The Use of Biogas in Environmental Conservation
These are some of the reasons:
Biogas does not produce much smoke or ash, which could otherwise pollute the atmosphere or land. When the gas is burned it produces very little smoke and no ash as compared to other sources of fuel such as wood.
The use of biogas for cooking and heating prevents the cutting down of trees to harvest firewood, or burn charcoal for fuel, a practice that could result to soil erosion, drought, etc. Hence, using the biogas as fuel helps to conserve the environment as no more cutting of trees may be done.
Using cow dung, poultry manure and other excreta for biogas production helps keep the environment clean because these materials are put into alternative use instead of just being dumped on land, a fact that could lead to pollution of the environment.
Some biomass employed in biogas production is toxic and harmful. By letting these materials be digested by bacteria, they may be turned into non-toxic materials that are harmless to humans, plants, animals and soil.

**DATA EXTRACT:**
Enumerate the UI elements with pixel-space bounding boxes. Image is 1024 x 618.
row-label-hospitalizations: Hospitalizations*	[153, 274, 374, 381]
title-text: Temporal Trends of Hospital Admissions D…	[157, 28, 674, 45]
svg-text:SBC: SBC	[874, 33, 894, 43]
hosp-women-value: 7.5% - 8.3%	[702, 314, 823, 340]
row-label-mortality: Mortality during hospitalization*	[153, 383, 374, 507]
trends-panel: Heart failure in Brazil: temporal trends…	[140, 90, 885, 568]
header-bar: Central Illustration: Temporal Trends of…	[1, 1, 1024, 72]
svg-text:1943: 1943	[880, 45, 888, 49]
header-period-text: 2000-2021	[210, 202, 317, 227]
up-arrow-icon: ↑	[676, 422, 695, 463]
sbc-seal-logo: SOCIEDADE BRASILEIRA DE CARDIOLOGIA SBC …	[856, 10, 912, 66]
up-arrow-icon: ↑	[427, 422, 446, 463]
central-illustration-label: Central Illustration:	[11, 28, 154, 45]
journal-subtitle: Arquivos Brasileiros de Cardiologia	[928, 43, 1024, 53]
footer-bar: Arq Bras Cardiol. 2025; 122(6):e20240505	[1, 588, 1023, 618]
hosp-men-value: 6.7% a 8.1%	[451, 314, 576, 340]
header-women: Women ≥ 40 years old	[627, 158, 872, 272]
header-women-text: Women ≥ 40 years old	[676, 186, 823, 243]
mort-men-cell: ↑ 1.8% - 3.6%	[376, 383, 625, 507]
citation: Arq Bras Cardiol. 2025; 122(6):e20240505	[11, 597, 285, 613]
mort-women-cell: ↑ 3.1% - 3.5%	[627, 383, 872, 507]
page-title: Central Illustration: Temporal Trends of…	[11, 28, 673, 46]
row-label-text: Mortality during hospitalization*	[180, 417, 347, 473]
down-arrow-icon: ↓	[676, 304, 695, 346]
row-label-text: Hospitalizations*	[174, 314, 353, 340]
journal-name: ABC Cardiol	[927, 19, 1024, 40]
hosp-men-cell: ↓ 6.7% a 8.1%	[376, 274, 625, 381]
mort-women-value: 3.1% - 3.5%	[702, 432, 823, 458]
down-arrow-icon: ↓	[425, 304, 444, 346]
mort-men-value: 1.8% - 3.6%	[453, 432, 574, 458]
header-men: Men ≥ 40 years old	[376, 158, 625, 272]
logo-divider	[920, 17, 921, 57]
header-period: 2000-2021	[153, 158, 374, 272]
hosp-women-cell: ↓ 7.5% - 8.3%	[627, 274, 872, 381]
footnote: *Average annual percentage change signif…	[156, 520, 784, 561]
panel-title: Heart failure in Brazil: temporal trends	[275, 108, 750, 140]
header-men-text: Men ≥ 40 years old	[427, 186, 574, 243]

**EXERCISES:**
1 – Reproduce the biogas passage, covering everything from "The Use of Biogas in" down to "may be done.", and swap "firewood" for "fuelwood".
2 – According to the biogas passage, what does burning biogas produce compared with fuels such as wood?
3 – Go on with the biogas passage from the point where it stops.
The items have no connection to the biogas passage.

**RESULTS:**
1 –
The Use of Biogas in Environmental Conservation
These are some of the reasons:
Biogas does not produce much smoke or ash, which could otherwise pollute the atmosphere or land. When the gas is burned it produces very little smoke and no ash as compared to other sources of fuel such as wood.
The use of biogas for cooking and heating prevents the cutting down of trees to harvest fuelwood, or burn charcoal for fuel, a practice that could result to soil erosion, drought, etc. Hence, using the biogas as fuel helps to conserve the environment as no more cutting of trees may be done.

2 – It produces very little smoke and no ash.

3 –
The excreta used for production of biogas produce foul smell if not properly disposed of. Using this excrete to generate biogas means no more bad smell in air.
Health hazards are associated with the use of sludge from untreated human excreta as fertilizer. In general, a digestion time of 14 days at 35ºC is effective in killing the enteric bacterial pathogens and the enteric group of viruses. In this context, therefore, biogas production would provide a public health benefit beyond that of any other treatment in managing the rural health and environment of developing countries.